►
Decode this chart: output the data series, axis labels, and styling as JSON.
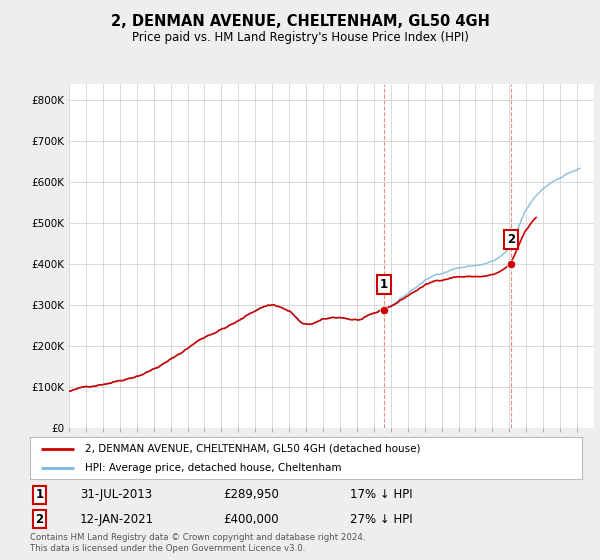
{
  "title": "2, DENMAN AVENUE, CHELTENHAM, GL50 4GH",
  "subtitle": "Price paid vs. HM Land Registry's House Price Index (HPI)",
  "legend_line1": "2, DENMAN AVENUE, CHELTENHAM, GL50 4GH (detached house)",
  "legend_line2": "HPI: Average price, detached house, Cheltenham",
  "footer": "Contains HM Land Registry data © Crown copyright and database right 2024.\nThis data is licensed under the Open Government Licence v3.0.",
  "transaction1_date": "31-JUL-2013",
  "transaction1_price": 289950,
  "transaction1_label": "1",
  "transaction1_hpi_diff": "17% ↓ HPI",
  "transaction2_date": "12-JAN-2021",
  "transaction2_price": 400000,
  "transaction2_label": "2",
  "transaction2_hpi_diff": "27% ↓ HPI",
  "hpi_color": "#7ab8d9",
  "price_color": "#cc0000",
  "marker_color": "#cc0000",
  "vline_color": "#cc0000",
  "ylim": [
    0,
    840000
  ],
  "yticks": [
    0,
    100000,
    200000,
    300000,
    400000,
    500000,
    600000,
    700000,
    800000
  ],
  "ytick_labels": [
    "£0",
    "£100K",
    "£200K",
    "£300K",
    "£400K",
    "£500K",
    "£600K",
    "£700K",
    "£800K"
  ],
  "background_color": "#eeeeee",
  "plot_background": "#ffffff",
  "grid_color": "#cccccc"
}
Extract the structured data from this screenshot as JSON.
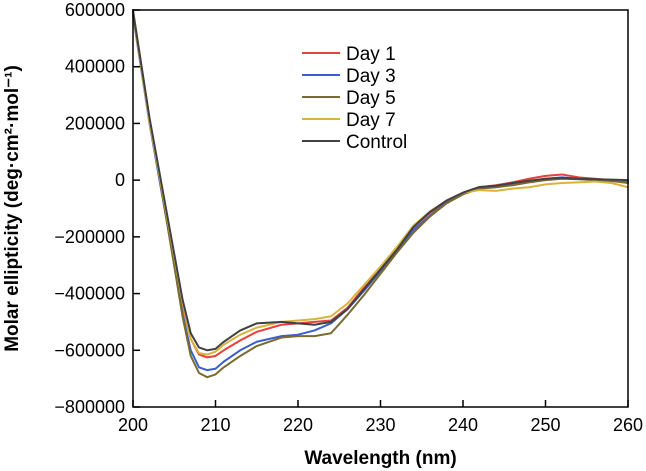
◄
#### What to produce
Except for the pictures, print the data above exactly.

#### Answer in full
Decode this chart: output the data series, axis labels, and styling as JSON.
{
  "title": "2, DENMAN AVENUE, CHELTENHAM, GL50 4GH",
  "subtitle": "Price paid vs. HM Land Registry's House Price Index (HPI)",
  "legend_line1": "2, DENMAN AVENUE, CHELTENHAM, GL50 4GH (detached house)",
  "legend_line2": "HPI: Average price, detached house, Cheltenham",
  "footer": "Contains HM Land Registry data © Crown copyright and database right 2024.\nThis data is licensed under the Open Government Licence v3.0.",
  "transaction1_date": "31-JUL-2013",
  "transaction1_price": 289950,
  "transaction1_label": "1",
  "transaction1_hpi_diff": "17% ↓ HPI",
  "transaction2_date": "12-JAN-2021",
  "transaction2_price": 400000,
  "transaction2_label": "2",
  "transaction2_hpi_diff": "27% ↓ HPI",
  "hpi_color": "#7ab8d9",
  "price_color": "#cc0000",
  "marker_color": "#cc0000",
  "vline_color": "#cc0000",
  "ylim": [
    0,
    840000
  ],
  "yticks": [
    0,
    100000,
    200000,
    300000,
    400000,
    500000,
    600000,
    700000,
    800000
  ],
  "ytick_labels": [
    "£0",
    "£100K",
    "£200K",
    "£300K",
    "£400K",
    "£500K",
    "£600K",
    "£700K",
    "£800K"
  ],
  "background_color": "#eeeeee",
  "plot_background": "#ffffff",
  "grid_color": "#cccccc"
}
Extract the structured data from this screenshot as JSON.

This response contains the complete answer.